◆ RAW RECORDS

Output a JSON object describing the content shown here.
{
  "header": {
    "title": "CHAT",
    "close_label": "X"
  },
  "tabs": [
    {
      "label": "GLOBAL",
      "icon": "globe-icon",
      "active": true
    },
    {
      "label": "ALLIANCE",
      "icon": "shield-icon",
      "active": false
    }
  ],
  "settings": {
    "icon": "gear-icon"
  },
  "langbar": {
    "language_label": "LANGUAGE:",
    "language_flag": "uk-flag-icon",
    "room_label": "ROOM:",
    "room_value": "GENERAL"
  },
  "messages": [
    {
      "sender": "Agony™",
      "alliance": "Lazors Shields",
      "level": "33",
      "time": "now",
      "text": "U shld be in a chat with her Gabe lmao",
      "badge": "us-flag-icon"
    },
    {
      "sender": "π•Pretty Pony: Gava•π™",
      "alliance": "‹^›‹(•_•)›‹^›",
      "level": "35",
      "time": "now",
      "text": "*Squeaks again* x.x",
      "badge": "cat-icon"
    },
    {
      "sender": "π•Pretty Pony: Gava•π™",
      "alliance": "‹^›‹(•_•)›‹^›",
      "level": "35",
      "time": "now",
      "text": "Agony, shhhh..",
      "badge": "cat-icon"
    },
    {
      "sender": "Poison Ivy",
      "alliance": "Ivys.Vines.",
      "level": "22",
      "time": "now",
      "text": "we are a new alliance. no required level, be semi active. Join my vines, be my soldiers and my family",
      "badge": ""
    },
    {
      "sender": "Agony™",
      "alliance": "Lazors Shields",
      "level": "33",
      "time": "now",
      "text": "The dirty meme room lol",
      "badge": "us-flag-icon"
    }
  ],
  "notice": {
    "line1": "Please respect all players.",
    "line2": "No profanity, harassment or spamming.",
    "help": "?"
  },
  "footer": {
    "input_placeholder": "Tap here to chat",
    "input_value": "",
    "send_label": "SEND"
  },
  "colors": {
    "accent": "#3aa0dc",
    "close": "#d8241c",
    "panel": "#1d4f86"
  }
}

◆ TASK INSTRUCTIONS
Gather every line from the entries above where the word "active" appears, and copy them.

◆ EXERCISE RESULT
      "active": true
      "active": false
      "text": "we are a new alliance. no required level, be semi active. Join my vines, be my soldiers and my family",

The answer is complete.